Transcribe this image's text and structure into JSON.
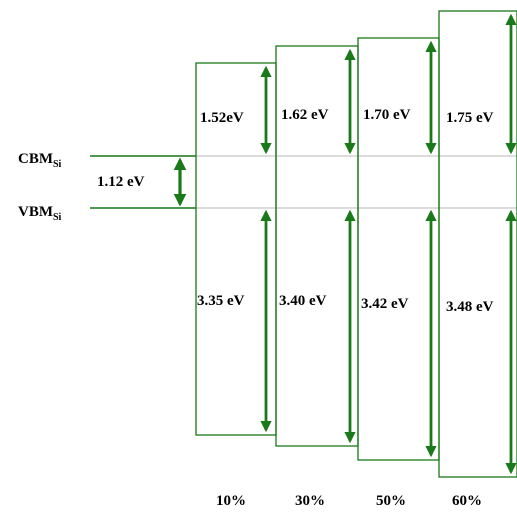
{
  "colors": {
    "green": "#1a7a1a",
    "gray_line": "#c8c8c8"
  },
  "si_levels": {
    "cbm_label": "CBM",
    "cbm_sub": "Si",
    "vbm_label": "VBM",
    "vbm_sub": "Si",
    "gap_label": "1.12 eV"
  },
  "columns": [
    {
      "percent": "10%",
      "upper_label": "1.52eV",
      "lower_label": "3.35 eV"
    },
    {
      "percent": "30%",
      "upper_label": "1.62 eV",
      "lower_label": "3.40 eV"
    },
    {
      "percent": "50%",
      "upper_label": "1.70 eV",
      "lower_label": "3.42 eV"
    },
    {
      "percent": "60%",
      "upper_label": "1.75 eV",
      "lower_label": "3.48 eV"
    }
  ]
}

########

Transcribe the full listing character for character. Pictures are excluded.

_Result of the task:_
Transcribe this image's text and structure into JSON.
{
  "colors": {
    "green": "#1a7a1a",
    "gray_line": "#c8c8c8"
  },
  "si_levels": {
    "cbm_label": "CBM",
    "cbm_sub": "Si",
    "vbm_label": "VBM",
    "vbm_sub": "Si",
    "gap_label": "1.12 eV"
  },
  "columns": [
    {
      "percent": "10%",
      "upper_label": "1.52eV",
      "lower_label": "3.35 eV"
    },
    {
      "percent": "30%",
      "upper_label": "1.62 eV",
      "lower_label": "3.40 eV"
    },
    {
      "percent": "50%",
      "upper_label": "1.70 eV",
      "lower_label": "3.42 eV"
    },
    {
      "percent": "60%",
      "upper_label": "1.75 eV",
      "lower_label": "3.48 eV"
    }
  ]
}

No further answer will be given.